→ **Your objective**:
Using the entries that follow, collect the lines where the word "this" appears.

Dataset records:

= = = = = = =

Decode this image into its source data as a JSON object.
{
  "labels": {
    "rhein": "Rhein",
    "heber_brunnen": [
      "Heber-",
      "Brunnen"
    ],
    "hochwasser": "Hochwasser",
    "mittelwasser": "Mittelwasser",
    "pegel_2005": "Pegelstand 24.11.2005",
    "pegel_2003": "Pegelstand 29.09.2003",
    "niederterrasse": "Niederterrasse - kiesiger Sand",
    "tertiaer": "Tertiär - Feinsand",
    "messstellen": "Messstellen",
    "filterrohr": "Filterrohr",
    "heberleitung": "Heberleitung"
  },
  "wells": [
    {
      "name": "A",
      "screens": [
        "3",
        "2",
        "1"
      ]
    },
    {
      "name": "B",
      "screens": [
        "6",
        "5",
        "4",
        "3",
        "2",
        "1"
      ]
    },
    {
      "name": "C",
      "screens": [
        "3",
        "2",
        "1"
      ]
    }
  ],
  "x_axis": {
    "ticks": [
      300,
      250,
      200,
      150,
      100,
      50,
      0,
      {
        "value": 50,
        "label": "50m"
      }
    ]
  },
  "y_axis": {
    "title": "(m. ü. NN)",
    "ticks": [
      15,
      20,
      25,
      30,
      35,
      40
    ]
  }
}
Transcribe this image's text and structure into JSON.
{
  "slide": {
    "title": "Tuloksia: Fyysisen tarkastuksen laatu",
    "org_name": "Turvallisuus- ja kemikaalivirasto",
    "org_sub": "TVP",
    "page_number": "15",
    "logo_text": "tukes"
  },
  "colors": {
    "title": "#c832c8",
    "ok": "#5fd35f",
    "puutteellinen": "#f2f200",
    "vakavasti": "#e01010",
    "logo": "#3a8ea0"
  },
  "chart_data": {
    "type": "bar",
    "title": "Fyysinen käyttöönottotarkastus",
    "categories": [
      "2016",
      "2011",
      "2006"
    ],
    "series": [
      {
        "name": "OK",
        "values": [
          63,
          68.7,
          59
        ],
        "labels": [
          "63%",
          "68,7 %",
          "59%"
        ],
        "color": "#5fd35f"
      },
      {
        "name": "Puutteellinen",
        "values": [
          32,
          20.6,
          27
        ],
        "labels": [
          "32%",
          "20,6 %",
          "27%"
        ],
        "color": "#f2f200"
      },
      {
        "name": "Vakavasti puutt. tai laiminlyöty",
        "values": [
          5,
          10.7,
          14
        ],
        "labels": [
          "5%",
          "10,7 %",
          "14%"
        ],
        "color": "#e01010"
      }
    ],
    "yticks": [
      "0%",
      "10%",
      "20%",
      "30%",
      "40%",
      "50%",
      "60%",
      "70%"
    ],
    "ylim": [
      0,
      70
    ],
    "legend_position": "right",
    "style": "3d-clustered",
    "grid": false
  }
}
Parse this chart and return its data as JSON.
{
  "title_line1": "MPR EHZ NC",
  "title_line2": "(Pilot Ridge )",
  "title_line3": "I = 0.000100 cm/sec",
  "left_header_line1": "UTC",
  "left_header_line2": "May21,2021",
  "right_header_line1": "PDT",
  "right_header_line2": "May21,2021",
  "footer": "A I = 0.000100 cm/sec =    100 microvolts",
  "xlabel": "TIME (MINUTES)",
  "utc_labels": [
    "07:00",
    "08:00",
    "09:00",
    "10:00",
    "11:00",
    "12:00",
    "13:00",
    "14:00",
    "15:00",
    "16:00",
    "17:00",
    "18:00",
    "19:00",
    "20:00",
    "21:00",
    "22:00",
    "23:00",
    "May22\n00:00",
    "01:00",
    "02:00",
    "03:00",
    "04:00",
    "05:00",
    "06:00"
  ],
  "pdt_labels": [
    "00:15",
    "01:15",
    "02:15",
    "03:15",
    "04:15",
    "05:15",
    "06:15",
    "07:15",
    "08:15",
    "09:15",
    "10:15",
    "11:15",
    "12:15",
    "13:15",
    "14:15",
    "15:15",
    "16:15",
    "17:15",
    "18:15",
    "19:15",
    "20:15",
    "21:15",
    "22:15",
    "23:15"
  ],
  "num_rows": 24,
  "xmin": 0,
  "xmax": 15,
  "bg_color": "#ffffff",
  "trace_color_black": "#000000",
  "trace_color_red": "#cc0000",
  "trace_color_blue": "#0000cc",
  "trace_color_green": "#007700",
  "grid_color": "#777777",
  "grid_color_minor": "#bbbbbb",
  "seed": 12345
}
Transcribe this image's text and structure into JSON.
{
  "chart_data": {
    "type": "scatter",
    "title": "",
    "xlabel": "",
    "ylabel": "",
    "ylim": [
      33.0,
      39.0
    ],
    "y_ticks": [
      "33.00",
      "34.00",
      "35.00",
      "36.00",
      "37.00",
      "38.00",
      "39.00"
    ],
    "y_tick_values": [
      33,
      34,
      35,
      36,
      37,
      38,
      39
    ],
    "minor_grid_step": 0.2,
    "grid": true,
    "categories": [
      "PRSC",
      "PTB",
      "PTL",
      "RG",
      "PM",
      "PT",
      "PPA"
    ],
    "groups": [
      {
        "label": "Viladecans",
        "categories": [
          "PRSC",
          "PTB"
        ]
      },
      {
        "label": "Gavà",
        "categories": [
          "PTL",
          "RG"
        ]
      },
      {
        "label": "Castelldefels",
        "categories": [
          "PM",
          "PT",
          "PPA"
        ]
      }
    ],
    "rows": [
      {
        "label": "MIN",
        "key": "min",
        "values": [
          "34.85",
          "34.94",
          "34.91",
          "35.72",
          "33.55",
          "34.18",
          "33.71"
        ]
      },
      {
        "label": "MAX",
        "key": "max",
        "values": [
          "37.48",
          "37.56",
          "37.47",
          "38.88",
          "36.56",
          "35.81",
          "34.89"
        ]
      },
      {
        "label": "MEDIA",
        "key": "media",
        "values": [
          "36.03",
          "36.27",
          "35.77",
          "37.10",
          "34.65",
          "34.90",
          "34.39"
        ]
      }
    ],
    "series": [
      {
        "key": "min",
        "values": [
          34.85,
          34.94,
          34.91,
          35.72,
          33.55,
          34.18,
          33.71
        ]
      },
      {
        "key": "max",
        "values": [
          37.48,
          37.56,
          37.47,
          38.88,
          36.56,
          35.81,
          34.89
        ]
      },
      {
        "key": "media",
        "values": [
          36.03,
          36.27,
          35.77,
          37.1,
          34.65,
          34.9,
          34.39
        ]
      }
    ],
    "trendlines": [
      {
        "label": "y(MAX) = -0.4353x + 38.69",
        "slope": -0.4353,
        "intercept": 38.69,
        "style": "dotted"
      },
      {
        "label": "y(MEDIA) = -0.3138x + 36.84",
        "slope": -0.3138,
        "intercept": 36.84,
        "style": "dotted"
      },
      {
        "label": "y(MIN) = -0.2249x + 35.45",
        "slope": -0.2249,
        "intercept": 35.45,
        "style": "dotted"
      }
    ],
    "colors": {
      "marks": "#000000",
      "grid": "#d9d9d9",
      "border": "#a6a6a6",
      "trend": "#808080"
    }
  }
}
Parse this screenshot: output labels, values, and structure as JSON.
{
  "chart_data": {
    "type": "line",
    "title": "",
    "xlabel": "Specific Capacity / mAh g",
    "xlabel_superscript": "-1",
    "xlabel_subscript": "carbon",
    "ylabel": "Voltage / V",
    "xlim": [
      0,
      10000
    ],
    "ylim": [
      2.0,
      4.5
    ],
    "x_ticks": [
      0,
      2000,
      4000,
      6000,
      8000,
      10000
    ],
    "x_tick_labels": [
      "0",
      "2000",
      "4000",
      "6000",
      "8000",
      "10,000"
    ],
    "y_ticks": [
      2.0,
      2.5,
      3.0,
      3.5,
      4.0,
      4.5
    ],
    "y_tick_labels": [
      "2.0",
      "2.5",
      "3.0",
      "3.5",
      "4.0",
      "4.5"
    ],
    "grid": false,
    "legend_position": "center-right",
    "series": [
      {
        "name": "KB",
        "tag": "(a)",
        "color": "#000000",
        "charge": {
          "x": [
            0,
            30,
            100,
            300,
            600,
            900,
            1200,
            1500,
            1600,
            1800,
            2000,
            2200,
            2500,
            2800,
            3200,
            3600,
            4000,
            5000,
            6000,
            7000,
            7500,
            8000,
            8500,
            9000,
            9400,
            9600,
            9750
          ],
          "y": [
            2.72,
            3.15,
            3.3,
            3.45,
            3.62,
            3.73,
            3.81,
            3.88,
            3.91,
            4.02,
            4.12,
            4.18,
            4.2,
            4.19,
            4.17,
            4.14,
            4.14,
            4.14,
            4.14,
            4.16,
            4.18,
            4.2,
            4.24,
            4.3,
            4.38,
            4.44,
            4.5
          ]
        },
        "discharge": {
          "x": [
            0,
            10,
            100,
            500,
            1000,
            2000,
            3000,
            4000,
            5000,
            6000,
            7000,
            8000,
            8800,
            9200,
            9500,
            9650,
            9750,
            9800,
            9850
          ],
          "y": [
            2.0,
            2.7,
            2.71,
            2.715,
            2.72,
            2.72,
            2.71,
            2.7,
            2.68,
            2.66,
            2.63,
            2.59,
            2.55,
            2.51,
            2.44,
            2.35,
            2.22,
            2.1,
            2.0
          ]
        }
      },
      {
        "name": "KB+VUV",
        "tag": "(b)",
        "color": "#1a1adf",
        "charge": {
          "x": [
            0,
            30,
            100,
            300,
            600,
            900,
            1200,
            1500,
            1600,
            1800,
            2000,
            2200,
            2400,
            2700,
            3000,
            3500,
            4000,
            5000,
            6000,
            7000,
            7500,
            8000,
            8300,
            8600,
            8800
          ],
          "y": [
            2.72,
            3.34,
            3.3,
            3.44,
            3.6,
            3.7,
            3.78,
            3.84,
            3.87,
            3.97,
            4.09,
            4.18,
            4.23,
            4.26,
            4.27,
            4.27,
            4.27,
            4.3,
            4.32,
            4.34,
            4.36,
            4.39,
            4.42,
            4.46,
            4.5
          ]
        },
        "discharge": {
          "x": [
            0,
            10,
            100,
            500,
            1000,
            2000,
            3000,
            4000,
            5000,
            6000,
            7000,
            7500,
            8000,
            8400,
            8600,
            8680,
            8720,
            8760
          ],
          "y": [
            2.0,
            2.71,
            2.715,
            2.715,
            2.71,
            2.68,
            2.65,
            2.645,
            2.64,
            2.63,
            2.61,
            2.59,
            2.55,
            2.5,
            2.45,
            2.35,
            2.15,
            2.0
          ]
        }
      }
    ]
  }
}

= = = = = = =

→ **Written solution**:
Decode this image into its source data as a JSON object.
Transcribe this image's text and structure into JSON.
Parse this chart and return its data as JSON.
Transcribe this image's text and structure into JSON.
Parse this screenshot: output labels, values, and structure as JSON.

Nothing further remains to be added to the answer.